— Start THE DATA —

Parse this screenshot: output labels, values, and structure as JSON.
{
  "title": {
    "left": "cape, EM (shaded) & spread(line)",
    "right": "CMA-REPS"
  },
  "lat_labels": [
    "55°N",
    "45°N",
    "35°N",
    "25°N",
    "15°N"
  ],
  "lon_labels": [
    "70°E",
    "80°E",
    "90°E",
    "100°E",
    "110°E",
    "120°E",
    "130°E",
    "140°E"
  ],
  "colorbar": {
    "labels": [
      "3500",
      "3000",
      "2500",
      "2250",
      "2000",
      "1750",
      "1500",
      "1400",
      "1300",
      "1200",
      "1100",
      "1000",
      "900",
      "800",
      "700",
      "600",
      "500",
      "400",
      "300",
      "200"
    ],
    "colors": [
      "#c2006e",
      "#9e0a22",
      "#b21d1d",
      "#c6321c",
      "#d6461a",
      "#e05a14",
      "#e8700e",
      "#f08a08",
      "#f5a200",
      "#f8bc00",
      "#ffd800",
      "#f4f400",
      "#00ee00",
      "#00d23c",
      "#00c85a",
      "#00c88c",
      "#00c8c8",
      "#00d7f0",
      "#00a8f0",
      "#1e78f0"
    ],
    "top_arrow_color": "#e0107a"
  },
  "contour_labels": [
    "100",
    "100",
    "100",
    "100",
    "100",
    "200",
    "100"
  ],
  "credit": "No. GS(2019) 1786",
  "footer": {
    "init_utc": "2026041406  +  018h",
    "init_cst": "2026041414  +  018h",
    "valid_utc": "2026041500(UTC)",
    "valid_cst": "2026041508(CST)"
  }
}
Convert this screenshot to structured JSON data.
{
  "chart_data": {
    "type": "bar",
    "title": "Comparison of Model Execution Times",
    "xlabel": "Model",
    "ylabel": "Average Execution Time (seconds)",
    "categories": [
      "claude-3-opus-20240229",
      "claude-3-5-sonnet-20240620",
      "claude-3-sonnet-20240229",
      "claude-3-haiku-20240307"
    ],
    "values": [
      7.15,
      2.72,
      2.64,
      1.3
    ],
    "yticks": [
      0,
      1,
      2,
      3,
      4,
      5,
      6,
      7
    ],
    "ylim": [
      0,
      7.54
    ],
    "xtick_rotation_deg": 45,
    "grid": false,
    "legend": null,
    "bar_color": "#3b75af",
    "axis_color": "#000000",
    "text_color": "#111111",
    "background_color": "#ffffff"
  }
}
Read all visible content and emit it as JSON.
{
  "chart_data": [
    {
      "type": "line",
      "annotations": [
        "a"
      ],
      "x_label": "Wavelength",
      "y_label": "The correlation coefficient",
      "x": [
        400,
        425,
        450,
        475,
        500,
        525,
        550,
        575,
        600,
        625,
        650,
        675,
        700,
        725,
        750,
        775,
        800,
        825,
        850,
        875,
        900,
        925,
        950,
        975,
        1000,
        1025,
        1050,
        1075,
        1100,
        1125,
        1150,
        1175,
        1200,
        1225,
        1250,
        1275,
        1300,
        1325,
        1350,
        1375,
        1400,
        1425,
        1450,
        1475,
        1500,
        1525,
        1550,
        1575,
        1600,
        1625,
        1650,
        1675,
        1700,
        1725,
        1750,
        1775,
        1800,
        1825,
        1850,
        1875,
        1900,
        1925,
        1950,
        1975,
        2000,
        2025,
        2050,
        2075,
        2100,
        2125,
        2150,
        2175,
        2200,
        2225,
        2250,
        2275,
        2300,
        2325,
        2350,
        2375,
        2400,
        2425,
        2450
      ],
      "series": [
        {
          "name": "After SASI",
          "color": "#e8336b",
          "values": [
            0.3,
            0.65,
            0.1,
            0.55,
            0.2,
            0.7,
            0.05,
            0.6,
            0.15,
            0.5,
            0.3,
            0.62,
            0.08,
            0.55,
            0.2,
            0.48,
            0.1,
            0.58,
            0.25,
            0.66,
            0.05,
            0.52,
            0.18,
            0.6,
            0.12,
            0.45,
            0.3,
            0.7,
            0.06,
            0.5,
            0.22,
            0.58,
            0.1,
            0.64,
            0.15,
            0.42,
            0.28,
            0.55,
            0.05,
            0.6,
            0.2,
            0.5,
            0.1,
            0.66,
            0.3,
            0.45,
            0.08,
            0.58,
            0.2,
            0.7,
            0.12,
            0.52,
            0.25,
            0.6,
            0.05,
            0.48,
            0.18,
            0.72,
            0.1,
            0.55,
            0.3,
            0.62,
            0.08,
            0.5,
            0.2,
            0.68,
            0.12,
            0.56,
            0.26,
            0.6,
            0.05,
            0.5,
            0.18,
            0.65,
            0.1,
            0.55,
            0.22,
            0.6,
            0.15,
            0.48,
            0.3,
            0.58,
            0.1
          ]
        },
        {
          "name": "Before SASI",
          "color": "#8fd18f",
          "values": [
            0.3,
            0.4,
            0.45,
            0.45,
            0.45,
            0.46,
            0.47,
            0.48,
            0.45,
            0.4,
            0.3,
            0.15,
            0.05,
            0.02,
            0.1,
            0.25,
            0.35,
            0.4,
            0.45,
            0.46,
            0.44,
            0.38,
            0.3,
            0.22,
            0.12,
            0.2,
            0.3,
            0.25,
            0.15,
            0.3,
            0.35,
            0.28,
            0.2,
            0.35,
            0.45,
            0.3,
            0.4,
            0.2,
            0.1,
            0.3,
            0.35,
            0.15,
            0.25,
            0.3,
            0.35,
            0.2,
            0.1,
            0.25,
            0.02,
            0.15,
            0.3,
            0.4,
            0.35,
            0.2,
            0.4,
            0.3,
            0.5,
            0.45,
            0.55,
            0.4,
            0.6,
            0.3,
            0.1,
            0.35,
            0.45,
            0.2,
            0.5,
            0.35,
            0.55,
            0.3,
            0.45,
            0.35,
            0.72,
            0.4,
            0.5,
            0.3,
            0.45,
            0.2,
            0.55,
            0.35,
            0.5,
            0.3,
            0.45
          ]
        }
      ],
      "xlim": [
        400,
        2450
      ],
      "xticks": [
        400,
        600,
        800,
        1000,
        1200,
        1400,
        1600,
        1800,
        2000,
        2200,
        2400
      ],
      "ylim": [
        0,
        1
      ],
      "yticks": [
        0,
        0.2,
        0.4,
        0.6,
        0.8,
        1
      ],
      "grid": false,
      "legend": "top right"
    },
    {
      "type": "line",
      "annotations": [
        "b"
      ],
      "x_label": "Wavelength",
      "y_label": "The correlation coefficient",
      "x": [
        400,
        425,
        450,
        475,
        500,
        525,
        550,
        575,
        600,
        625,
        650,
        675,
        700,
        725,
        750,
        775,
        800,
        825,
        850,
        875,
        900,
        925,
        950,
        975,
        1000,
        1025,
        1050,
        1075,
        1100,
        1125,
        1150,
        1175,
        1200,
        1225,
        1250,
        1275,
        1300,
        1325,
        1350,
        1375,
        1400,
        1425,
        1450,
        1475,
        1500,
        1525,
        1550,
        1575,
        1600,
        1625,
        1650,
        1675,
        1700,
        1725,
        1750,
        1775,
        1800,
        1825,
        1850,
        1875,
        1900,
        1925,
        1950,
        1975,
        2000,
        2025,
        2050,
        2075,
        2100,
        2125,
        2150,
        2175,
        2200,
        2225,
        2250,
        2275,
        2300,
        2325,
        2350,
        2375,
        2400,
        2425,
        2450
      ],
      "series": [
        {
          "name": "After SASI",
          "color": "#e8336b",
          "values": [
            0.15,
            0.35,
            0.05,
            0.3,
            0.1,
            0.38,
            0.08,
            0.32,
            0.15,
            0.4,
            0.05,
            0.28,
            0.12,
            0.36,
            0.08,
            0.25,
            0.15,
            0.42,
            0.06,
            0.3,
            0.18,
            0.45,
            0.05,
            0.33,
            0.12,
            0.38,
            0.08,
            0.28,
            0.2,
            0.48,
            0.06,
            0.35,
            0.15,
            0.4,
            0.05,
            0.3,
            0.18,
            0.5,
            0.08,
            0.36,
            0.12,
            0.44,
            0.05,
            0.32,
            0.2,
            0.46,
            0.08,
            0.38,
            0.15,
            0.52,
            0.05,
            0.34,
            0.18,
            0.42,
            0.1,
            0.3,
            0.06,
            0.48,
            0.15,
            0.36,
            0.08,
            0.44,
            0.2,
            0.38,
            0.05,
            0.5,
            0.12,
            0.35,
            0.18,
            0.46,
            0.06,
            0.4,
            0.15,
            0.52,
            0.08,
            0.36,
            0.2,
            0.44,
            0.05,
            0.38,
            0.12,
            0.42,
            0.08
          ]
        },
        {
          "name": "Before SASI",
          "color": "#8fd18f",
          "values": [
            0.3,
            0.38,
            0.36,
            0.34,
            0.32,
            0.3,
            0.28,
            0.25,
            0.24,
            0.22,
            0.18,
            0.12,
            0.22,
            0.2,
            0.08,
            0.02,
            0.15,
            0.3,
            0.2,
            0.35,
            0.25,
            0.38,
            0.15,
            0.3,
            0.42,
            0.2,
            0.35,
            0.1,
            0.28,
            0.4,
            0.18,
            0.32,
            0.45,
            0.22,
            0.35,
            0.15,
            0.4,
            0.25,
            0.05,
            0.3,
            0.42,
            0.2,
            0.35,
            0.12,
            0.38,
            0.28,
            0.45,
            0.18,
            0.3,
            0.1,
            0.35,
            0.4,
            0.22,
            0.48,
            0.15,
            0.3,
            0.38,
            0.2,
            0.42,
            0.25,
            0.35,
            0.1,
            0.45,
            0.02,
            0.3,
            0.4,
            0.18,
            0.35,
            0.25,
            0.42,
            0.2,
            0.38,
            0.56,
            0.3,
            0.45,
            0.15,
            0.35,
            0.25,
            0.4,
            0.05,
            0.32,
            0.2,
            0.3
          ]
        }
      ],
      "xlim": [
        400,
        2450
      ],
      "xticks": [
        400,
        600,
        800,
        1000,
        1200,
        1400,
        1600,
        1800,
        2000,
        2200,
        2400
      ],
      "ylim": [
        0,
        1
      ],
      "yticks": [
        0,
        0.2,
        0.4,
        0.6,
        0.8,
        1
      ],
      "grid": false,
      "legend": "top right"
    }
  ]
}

— End THE DATA —

Return each line where "Execution" shows up.

    "title": "Comparison of Model Execution Times",
    "ylabel": "Average Execution Time (seconds)",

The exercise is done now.